*EXERCISE GOAL*:
Retype the data below without altering anything.

*DATA*:
____________________
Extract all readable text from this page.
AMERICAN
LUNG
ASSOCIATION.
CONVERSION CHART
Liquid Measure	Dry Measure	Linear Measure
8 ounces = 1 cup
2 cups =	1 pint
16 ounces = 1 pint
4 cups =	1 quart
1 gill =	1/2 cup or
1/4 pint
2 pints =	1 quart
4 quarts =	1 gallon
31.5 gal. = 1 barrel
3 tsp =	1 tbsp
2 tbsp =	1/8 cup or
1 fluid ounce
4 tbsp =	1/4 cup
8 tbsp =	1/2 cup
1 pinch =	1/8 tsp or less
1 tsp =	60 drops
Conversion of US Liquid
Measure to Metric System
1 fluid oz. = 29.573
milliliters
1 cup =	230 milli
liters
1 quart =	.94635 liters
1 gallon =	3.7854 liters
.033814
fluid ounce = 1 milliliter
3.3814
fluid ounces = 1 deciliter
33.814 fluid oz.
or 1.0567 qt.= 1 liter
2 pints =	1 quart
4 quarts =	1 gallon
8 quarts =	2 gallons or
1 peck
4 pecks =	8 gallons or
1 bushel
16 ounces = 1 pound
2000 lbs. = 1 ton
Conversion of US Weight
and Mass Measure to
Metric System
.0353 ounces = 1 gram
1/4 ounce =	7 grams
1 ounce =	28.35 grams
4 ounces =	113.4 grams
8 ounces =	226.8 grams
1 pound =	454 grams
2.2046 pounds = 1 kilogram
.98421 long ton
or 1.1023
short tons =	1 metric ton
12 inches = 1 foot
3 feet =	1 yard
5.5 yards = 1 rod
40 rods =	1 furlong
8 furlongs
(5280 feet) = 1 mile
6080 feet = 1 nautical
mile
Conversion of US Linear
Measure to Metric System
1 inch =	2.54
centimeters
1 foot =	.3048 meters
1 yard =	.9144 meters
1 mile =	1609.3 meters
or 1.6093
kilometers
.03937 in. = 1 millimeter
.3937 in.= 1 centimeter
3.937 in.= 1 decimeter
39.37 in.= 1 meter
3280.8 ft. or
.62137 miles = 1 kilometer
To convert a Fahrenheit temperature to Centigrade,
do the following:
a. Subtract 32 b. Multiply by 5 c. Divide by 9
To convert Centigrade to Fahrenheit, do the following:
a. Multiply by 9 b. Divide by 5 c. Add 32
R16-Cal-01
____________________
*RESULT OF THIS TASK*:
Extract all readable text from this page.
AMERICAN
LUNG
ASSOCIATION.
CONVERSION CHART
Liquid Measure	Dry Measure	Linear Measure
8 ounces = 1 cup
2 cups =	1 pint
16 ounces = 1 pint
4 cups =	1 quart
1 gill =	1/2 cup or
1/4 pint
2 pints =	1 quart
4 quarts =	1 gallon
31.5 gal. = 1 barrel
3 tsp =	1 tbsp
2 tbsp =	1/8 cup or
1 fluid ounce
4 tbsp =	1/4 cup
8 tbsp =	1/2 cup
1 pinch =	1/8 tsp or less
1 tsp =	60 drops
Conversion of US Liquid
Measure to Metric System
1 fluid oz. = 29.573
milliliters
1 cup =	230 milli
liters
1 quart =	.94635 liters
1 gallon =	3.7854 liters
.033814
fluid ounce = 1 milliliter
3.3814
fluid ounces = 1 deciliter
33.814 fluid oz.
or 1.0567 qt.= 1 liter
2 pints =	1 quart
4 quarts =	1 gallon
8 quarts =	2 gallons or
1 peck
4 pecks =	8 gallons or
1 bushel
16 ounces = 1 pound
2000 lbs. = 1 ton
Conversion of US Weight
and Mass Measure to
Metric System
.0353 ounces = 1 gram
1/4 ounce =	7 grams
1 ounce =	28.35 grams
4 ounces =	113.4 grams
8 ounces =	226.8 grams
1 pound =	454 grams
2.2046 pounds = 1 kilogram
.98421 long ton
or 1.1023
short tons =	1 metric ton
12 inches = 1 foot
3 feet =	1 yard
5.5 yards = 1 rod
40 rods =	1 furlong
8 furlongs
(5280 feet) = 1 mile
6080 feet = 1 nautical
mile
Conversion of US Linear
Measure to Metric System
1 inch =	2.54
centimeters
1 foot =	.3048 meters
1 yard =	.9144 meters
1 mile =	1609.3 meters
or 1.6093
kilometers
.03937 in. = 1 millimeter
.3937 in.= 1 centimeter
3.937 in.= 1 decimeter
39.37 in.= 1 meter
3280.8 ft. or
.62137 miles = 1 kilometer
To convert a Fahrenheit temperature to Centigrade,
do the following:
a. Subtract 32 b. Multiply by 5 c. Divide by 9
To convert Centigrade to Fahrenheit, do the following:
a. Multiply by 9 b. Divide by 5 c. Add 32
R16-Cal-01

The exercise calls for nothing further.